- _Task goal_
Take every line of the material and reproduce it exactly.

** Opening Records for this exercise block **

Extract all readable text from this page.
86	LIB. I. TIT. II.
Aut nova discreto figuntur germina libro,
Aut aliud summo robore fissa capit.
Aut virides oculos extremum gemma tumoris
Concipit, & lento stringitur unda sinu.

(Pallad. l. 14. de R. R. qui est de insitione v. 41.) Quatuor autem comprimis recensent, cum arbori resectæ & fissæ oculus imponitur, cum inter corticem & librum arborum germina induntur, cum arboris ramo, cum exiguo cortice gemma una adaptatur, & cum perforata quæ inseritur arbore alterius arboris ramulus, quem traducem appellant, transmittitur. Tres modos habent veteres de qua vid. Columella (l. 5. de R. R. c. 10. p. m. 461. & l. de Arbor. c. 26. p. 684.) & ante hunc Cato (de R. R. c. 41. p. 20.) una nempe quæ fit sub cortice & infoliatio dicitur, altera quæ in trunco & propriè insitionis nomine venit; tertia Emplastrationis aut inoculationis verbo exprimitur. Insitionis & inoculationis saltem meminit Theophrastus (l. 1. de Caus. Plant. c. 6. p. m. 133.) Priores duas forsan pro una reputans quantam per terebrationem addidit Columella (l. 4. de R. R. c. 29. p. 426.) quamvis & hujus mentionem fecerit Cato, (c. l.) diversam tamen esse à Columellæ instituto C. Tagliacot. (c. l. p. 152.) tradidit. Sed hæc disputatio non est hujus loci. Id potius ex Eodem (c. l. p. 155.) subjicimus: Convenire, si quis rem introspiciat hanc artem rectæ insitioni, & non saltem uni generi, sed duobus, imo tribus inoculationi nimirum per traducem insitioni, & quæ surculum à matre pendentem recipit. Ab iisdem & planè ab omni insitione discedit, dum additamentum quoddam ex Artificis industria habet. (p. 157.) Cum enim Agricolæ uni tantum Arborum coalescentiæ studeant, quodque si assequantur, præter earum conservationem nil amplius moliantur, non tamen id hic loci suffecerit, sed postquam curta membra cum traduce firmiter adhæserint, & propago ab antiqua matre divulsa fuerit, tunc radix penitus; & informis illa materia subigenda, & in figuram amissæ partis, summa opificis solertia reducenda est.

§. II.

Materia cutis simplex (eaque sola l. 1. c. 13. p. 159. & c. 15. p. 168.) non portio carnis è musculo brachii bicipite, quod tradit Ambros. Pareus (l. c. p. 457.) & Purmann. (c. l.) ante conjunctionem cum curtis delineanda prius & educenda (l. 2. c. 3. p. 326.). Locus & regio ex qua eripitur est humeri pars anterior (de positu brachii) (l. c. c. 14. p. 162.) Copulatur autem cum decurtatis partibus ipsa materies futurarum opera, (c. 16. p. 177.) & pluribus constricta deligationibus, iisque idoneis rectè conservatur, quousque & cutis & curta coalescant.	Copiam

** Closing Records for this exercise block **

- _Answer section_
Extract all readable text from this page.
86	LIB. I. TIT. II.
Aut nova discreto figuntur germina libro,
Aut aliud summo robore fissa capit.
Aut virides oculos extremum gemma tumoris
Concipit, & lento stringitur unda sinu.

(Pallad. l. 14. de R. R. qui est de insitione v. 41.) Quatuor autem comprimis recensent, cum arbori resectæ & fissæ oculus imponitur, cum inter corticem & librum arborum germina induntur, cum arboris ramo, cum exiguo cortice gemma una adaptatur, & cum perforata quæ inseritur arbore alterius arboris ramulus, quem traducem appellant, transmittitur. Tres modos habent veteres de qua vid. Columella (l. 5. de R. R. c. 10. p. m. 461. & l. de Arbor. c. 26. p. 684.) & ante hunc Cato (de R. R. c. 41. p. 20.) una nempe quæ fit sub cortice & infoliatio dicitur, altera quæ in trunco & propriè insitionis nomine venit; tertia Emplastrationis aut inoculationis verbo exprimitur. Insitionis & inoculationis saltem meminit Theophrastus (l. 1. de Caus. Plant. c. 6. p. m. 133.) Priores duas forsan pro una reputans quantam per terebrationem addidit Columella (l. 4. de R. R. c. 29. p. 426.) quamvis & hujus mentionem fecerit Cato, (c. l.) diversam tamen esse à Columellæ instituto C. Tagliacot. (c. l. p. 152.) tradidit. Sed hæc disputatio non est hujus loci. Id potius ex Eodem (c. l. p. 155.) subjicimus: Convenire, si quis rem introspiciat hanc artem rectæ insitioni, & non saltem uni generi, sed duobus, imo tribus inoculationi nimirum per traducem insitioni, & quæ surculum à matre pendentem recipit. Ab iisdem & planè ab omni insitione discedit, dum additamentum quoddam ex Artificis industria habet. (p. 157.) Cum enim Agricolæ uni tantum Arborum coalescentiæ studeant, quodque si assequantur, præter earum conservationem nil amplius moliantur, non tamen id hic loci suffecerit, sed postquam curta membra cum traduce firmiter adhæserint, & propago ab antiqua matre divulsa fuerit, tunc radix penitus; & informis illa materia subigenda, & in figuram amissæ partis, summa opificis solertia reducenda est.

§. II.

Materia cutis simplex (eaque sola l. 1. c. 13. p. 159. & c. 15. p. 168.) non portio carnis è musculo brachii bicipite, quod tradit Ambros. Pareus (l. c. p. 457.) & Purmann. (c. l.) ante conjunctionem cum curtis delineanda prius & educenda (l. 2. c. 3. p. 326.). Locus & regio ex qua eripitur est humeri pars anterior (de positu brachii) (l. c. c. 14. p. 162.) Copulatur autem cum decurtatis partibus ipsa materies futurarum opera, (c. 16. p. 177.) & pluribus constricta deligationibus, iisque idoneis rectè conservatur, quousque & cutis & curta coalescant.	Copiam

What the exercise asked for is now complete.